**GIVEN EXERCISE:**
Where the word "screenshot" occurs in a line, return that line.
:: PROVIDED DATA
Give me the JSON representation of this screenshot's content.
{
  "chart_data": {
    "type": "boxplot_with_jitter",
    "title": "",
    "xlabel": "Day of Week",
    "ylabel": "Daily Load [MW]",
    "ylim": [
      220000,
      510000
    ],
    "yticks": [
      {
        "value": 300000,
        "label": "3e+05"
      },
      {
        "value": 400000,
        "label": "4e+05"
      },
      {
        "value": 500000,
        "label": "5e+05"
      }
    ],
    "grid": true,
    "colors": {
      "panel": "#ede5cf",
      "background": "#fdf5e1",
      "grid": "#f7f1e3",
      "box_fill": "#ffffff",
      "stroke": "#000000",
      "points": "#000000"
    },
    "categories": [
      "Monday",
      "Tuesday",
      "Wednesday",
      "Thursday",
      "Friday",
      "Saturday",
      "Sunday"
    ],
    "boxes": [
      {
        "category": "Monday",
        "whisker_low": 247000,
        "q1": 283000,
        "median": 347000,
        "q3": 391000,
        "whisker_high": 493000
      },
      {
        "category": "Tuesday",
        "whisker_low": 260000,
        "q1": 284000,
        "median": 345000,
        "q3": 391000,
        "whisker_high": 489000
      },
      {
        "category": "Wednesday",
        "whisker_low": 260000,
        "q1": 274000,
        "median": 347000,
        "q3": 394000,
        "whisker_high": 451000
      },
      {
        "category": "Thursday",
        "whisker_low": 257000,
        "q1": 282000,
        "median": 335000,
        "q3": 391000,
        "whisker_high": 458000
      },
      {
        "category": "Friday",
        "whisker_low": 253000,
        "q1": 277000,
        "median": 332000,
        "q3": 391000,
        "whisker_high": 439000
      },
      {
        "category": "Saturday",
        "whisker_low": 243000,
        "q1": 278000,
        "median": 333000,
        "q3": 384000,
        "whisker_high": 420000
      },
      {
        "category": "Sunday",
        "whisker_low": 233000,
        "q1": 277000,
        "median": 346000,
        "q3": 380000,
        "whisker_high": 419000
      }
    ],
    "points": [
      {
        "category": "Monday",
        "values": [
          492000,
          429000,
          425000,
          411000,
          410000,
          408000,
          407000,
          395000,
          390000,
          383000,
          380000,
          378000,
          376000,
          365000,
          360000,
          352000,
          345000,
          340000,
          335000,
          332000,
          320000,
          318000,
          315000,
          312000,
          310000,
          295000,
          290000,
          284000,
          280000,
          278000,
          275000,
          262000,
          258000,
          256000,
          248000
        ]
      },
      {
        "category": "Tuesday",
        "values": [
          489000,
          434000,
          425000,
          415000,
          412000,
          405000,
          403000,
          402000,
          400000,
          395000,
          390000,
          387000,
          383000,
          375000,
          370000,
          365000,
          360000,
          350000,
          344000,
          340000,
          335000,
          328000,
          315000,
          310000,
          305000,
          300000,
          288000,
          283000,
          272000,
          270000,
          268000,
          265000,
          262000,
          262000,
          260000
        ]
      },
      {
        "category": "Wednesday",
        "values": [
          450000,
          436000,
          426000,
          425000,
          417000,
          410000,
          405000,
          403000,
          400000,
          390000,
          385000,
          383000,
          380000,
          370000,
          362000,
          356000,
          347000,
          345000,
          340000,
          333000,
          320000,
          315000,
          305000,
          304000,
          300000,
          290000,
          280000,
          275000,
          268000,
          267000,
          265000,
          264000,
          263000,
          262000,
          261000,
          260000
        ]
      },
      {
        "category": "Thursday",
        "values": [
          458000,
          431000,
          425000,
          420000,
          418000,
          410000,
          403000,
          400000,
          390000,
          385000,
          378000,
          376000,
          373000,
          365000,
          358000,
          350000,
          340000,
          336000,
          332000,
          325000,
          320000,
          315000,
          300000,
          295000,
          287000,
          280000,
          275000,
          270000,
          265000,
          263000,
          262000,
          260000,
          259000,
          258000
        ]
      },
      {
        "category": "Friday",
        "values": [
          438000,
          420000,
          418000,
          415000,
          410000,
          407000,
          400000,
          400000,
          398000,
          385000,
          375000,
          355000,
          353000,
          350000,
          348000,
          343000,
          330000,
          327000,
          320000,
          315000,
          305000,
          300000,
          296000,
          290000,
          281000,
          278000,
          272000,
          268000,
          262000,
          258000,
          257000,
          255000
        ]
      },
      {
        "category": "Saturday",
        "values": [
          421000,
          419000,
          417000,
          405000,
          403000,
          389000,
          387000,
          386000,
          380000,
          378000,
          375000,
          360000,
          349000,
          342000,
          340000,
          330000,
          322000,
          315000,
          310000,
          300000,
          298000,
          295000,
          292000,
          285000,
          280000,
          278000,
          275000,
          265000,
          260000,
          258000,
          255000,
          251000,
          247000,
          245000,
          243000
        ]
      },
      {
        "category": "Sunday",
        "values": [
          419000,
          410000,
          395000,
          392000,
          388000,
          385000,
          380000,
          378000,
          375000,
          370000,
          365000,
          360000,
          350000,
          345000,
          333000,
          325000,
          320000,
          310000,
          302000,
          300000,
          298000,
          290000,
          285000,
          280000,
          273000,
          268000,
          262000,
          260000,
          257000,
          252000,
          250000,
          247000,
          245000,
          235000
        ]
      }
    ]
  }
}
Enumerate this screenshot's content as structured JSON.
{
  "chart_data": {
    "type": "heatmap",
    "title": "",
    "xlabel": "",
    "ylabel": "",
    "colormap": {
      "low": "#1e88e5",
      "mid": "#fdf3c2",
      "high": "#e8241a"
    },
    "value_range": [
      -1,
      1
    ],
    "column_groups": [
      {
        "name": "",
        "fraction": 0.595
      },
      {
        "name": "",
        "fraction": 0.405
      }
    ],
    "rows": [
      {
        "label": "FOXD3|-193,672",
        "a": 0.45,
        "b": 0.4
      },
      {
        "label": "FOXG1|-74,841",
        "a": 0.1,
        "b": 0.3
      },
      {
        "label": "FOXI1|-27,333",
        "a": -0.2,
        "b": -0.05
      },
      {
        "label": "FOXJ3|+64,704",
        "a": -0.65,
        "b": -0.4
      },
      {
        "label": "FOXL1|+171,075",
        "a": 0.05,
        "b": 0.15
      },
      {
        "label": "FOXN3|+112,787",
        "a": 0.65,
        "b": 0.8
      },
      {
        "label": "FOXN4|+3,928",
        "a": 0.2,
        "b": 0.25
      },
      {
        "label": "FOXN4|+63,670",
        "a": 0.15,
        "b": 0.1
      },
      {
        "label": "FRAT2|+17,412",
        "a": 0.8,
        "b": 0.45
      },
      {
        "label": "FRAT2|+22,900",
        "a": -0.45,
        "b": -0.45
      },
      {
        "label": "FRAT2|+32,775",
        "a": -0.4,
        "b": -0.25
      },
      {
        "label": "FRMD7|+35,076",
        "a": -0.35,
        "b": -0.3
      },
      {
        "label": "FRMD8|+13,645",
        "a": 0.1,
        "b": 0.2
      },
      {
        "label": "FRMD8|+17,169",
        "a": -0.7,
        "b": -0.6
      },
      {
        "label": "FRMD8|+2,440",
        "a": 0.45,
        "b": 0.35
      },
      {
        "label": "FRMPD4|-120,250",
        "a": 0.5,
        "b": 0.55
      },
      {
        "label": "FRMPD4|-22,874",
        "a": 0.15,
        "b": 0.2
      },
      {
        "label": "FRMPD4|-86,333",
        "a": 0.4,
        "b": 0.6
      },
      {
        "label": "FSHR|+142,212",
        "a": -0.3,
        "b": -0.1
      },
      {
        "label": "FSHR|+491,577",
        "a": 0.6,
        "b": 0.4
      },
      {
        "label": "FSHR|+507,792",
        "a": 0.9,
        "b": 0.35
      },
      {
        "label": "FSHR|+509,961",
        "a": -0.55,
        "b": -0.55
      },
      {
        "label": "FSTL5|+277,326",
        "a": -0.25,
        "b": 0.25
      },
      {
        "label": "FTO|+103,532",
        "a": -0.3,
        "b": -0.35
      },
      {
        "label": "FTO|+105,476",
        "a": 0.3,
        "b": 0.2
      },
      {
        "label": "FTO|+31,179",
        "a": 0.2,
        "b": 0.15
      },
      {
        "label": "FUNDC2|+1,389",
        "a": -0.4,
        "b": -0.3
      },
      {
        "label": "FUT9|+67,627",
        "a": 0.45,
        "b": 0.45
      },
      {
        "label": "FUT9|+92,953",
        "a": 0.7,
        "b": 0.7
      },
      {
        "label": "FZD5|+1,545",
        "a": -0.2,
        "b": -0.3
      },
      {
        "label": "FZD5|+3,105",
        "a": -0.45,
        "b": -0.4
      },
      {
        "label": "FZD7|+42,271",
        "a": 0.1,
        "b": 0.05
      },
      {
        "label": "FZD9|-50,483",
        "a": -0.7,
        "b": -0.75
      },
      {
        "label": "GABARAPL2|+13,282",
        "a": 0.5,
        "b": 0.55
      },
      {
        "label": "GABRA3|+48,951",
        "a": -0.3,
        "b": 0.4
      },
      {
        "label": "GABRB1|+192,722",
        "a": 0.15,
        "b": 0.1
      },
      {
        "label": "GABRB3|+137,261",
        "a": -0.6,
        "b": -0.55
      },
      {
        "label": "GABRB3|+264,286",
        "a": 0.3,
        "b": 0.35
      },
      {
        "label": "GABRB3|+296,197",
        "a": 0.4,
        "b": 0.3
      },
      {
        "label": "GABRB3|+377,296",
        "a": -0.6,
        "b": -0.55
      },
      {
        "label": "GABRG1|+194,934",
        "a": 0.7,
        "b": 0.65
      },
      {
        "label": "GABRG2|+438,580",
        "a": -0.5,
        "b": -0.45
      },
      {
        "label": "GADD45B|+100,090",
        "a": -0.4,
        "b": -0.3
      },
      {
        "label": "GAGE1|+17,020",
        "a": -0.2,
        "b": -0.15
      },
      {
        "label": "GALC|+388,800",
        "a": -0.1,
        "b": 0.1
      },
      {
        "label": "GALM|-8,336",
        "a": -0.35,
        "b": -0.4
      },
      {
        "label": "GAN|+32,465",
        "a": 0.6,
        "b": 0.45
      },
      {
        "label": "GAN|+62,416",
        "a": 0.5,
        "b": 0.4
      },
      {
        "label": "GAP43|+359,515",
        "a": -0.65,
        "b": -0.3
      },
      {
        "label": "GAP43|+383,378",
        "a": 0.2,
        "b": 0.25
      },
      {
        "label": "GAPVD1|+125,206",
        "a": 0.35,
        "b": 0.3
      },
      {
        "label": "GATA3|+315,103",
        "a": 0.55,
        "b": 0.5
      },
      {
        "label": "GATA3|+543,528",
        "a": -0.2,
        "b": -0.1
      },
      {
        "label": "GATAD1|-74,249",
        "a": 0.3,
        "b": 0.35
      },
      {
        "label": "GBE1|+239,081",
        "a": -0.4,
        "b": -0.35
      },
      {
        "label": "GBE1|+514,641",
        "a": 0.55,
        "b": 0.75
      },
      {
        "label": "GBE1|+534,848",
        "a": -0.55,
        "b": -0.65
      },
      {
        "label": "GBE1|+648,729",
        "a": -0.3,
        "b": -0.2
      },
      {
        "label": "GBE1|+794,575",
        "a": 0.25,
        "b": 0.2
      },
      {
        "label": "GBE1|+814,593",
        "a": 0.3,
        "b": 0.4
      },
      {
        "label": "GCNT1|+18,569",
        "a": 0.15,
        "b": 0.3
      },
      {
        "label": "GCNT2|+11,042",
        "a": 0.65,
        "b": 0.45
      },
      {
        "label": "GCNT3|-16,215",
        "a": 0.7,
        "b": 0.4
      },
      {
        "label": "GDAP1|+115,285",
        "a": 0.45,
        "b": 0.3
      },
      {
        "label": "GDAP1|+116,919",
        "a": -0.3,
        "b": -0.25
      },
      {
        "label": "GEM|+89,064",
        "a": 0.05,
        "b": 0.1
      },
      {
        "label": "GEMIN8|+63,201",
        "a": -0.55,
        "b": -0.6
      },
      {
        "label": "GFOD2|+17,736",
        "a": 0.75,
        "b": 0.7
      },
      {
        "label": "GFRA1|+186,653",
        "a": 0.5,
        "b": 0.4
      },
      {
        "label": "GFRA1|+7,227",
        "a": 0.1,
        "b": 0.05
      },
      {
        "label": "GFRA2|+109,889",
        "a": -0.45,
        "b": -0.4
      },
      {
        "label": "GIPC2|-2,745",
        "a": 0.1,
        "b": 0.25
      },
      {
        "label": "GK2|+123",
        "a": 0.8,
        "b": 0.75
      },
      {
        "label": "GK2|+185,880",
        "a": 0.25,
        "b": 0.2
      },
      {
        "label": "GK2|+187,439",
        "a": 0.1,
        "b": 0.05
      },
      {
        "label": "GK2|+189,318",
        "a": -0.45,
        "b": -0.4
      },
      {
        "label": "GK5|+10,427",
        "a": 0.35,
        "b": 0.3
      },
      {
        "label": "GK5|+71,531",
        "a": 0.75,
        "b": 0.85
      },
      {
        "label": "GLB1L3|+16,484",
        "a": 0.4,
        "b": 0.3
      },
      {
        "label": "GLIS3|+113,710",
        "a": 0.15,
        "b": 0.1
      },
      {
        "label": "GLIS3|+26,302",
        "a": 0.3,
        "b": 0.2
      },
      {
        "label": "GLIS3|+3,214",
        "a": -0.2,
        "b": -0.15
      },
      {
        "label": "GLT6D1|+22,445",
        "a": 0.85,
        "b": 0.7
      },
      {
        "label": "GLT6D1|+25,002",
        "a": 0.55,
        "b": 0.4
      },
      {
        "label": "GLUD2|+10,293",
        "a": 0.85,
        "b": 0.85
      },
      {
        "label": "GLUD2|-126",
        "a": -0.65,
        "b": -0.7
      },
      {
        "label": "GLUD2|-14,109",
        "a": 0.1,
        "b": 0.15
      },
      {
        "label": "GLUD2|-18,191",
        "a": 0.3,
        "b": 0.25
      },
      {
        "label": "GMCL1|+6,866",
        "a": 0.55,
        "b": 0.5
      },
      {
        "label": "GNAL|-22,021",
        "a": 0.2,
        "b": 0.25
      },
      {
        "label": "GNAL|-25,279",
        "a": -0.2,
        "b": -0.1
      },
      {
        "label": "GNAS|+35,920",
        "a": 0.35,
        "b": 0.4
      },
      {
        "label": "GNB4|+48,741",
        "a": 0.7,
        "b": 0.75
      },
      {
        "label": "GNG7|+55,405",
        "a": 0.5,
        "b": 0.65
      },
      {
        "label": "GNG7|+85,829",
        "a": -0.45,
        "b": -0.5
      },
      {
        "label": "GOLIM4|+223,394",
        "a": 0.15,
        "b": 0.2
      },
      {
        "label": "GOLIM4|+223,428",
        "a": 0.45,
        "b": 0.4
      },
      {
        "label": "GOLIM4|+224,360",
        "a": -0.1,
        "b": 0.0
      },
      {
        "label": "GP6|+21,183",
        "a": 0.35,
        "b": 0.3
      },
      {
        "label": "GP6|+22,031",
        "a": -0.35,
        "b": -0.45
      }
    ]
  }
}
::::
**EXERCISE OUTPUT:**
Give me the JSON representation of this screenshot's content.
Enumerate this screenshot's content as structured JSON.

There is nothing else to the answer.